--- Start of Extracted material ---

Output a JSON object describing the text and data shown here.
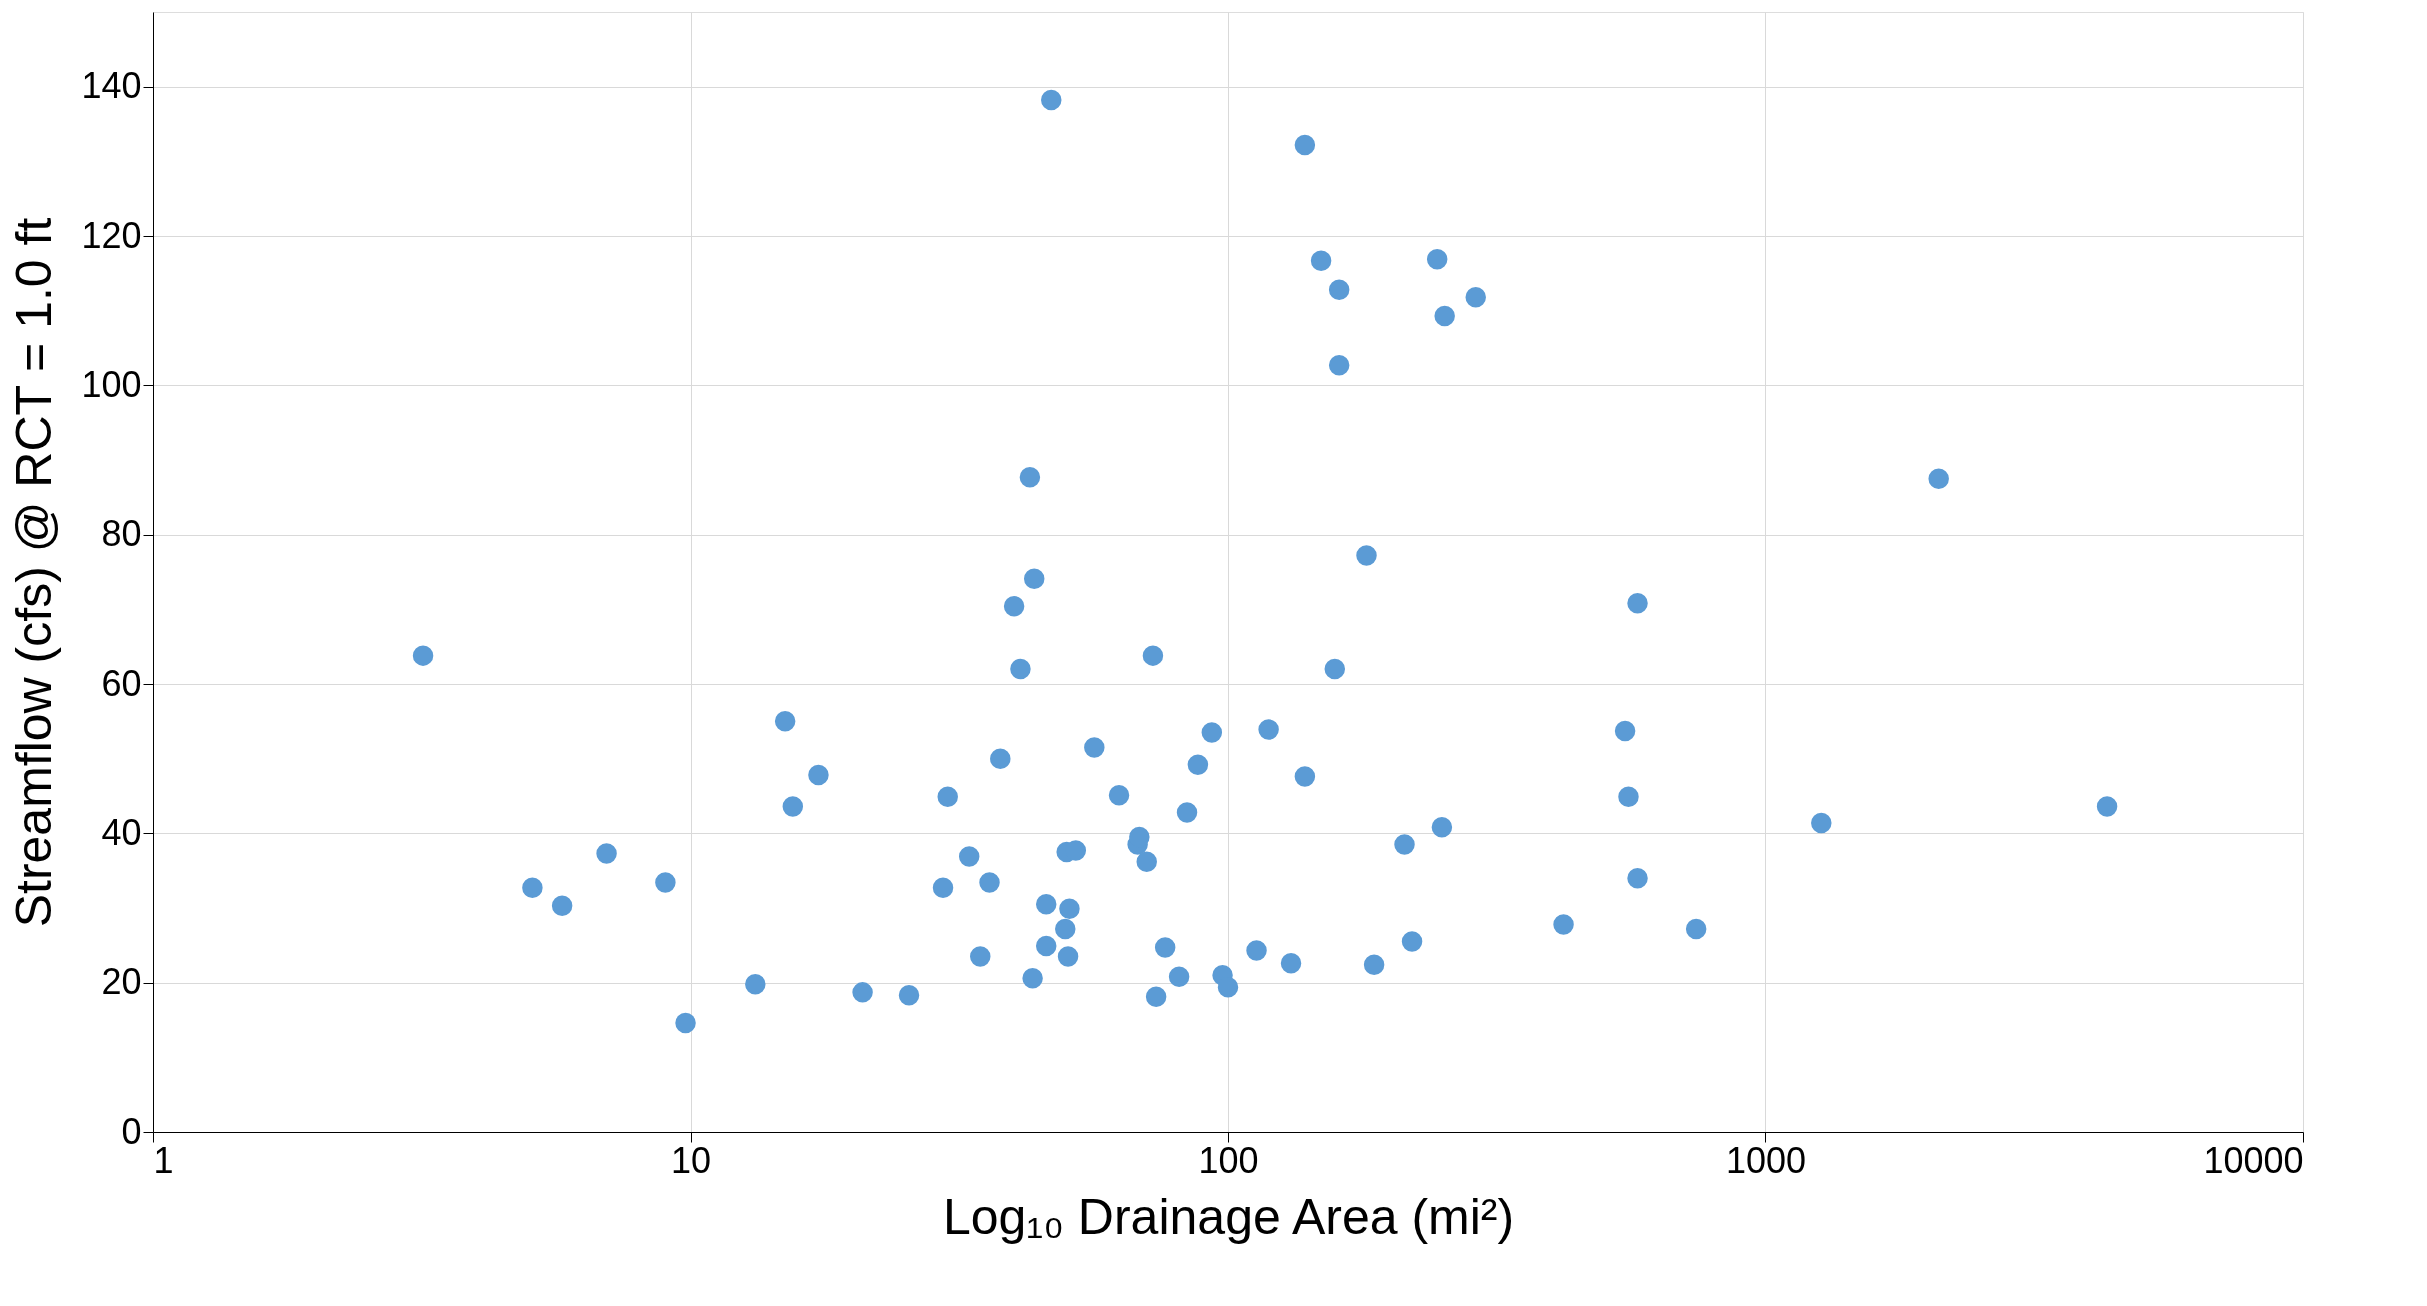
{
  "chart_data": {
    "type": "scatter",
    "xlabel": "Log₁₀ Drainage Area (mi²)",
    "ylabel": "Streamflow (cfs) @ RCT = 1.0 ft",
    "log": "x",
    "xlim": [
      1,
      10000
    ],
    "xticks": [
      1,
      10,
      100,
      1000,
      10000
    ],
    "ylim": [
      0,
      150
    ],
    "yticks": [
      0,
      20,
      40,
      60,
      80,
      100,
      120,
      140
    ],
    "grid": true,
    "marker": "circle",
    "x": [
      3.18,
      5.08,
      5.77,
      6.98,
      8.98,
      9.79,
      13.2,
      15.0,
      15.5,
      17.3,
      20.9,
      25.5,
      29.5,
      30.1,
      33.0,
      34.6,
      36.0,
      37.7,
      40.0,
      41.1,
      42.8,
      43.3,
      43.6,
      45.9,
      45.9,
      46.9,
      49.8,
      50.1,
      50.4,
      50.7,
      52.1,
      56.4,
      62.7,
      67.9,
      68.4,
      70.6,
      72.5,
      73.5,
      76.4,
      81.1,
      83.9,
      87.9,
      93.3,
      97.7,
      100,
      113,
      119,
      131,
      139,
      139,
      149,
      158,
      161,
      161,
      181,
      187,
      213,
      220,
      245,
      250,
      253,
      289,
      421,
      548,
      556,
      578,
      578,
      743,
      1270,
      2100,
      4320
    ],
    "series": [
      {
        "color": "#5b9bd5",
        "values": [
          63.8,
          32.7,
          30.3,
          37.3,
          33.4,
          14.6,
          19.8,
          55.0,
          43.6,
          47.8,
          18.7,
          18.3,
          32.7,
          44.9,
          36.9,
          23.5,
          33.4,
          50.0,
          70.4,
          62.0,
          87.7,
          20.6,
          74.1,
          30.5,
          24.9,
          138.2,
          27.2,
          37.5,
          23.5,
          29.9,
          37.7,
          51.5,
          45.1,
          38.5,
          39.5,
          36.2,
          63.8,
          18.1,
          24.7,
          20.8,
          42.8,
          49.2,
          53.5,
          21.0,
          19.4,
          24.3,
          53.9,
          22.6,
          47.6,
          132.2,
          116.7,
          62.0,
          112.8,
          102.7,
          77.2,
          22.4,
          38.5,
          25.5,
          116.9,
          40.8,
          109.3,
          111.8,
          27.8,
          53.7,
          44.9,
          70.8,
          34.0,
          27.2,
          41.4,
          87.5,
          43.6
        ]
      }
    ]
  }
}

--- End of Extracted material ---

Repeat the material above in full and exactly, omitting the pictures.

Output a JSON object describing the text and data shown here.
{
  "chart_data": {
    "type": "scatter",
    "xlabel": "Log₁₀ Drainage Area (mi²)",
    "ylabel": "Streamflow (cfs) @ RCT = 1.0 ft",
    "log": "x",
    "xlim": [
      1,
      10000
    ],
    "xticks": [
      1,
      10,
      100,
      1000,
      10000
    ],
    "ylim": [
      0,
      150
    ],
    "yticks": [
      0,
      20,
      40,
      60,
      80,
      100,
      120,
      140
    ],
    "grid": true,
    "marker": "circle",
    "x": [
      3.18,
      5.08,
      5.77,
      6.98,
      8.98,
      9.79,
      13.2,
      15.0,
      15.5,
      17.3,
      20.9,
      25.5,
      29.5,
      30.1,
      33.0,
      34.6,
      36.0,
      37.7,
      40.0,
      41.1,
      42.8,
      43.3,
      43.6,
      45.9,
      45.9,
      46.9,
      49.8,
      50.1,
      50.4,
      50.7,
      52.1,
      56.4,
      62.7,
      67.9,
      68.4,
      70.6,
      72.5,
      73.5,
      76.4,
      81.1,
      83.9,
      87.9,
      93.3,
      97.7,
      100,
      113,
      119,
      131,
      139,
      139,
      149,
      158,
      161,
      161,
      181,
      187,
      213,
      220,
      245,
      250,
      253,
      289,
      421,
      548,
      556,
      578,
      578,
      743,
      1270,
      2100,
      4320
    ],
    "series": [
      {
        "color": "#5b9bd5",
        "values": [
          63.8,
          32.7,
          30.3,
          37.3,
          33.4,
          14.6,
          19.8,
          55.0,
          43.6,
          47.8,
          18.7,
          18.3,
          32.7,
          44.9,
          36.9,
          23.5,
          33.4,
          50.0,
          70.4,
          62.0,
          87.7,
          20.6,
          74.1,
          30.5,
          24.9,
          138.2,
          27.2,
          37.5,
          23.5,
          29.9,
          37.7,
          51.5,
          45.1,
          38.5,
          39.5,
          36.2,
          63.8,
          18.1,
          24.7,
          20.8,
          42.8,
          49.2,
          53.5,
          21.0,
          19.4,
          24.3,
          53.9,
          22.6,
          47.6,
          132.2,
          116.7,
          62.0,
          112.8,
          102.7,
          77.2,
          22.4,
          38.5,
          25.5,
          116.9,
          40.8,
          109.3,
          111.8,
          27.8,
          53.7,
          44.9,
          70.8,
          34.0,
          27.2,
          41.4,
          87.5,
          43.6
        ]
      }
    ]
  }
}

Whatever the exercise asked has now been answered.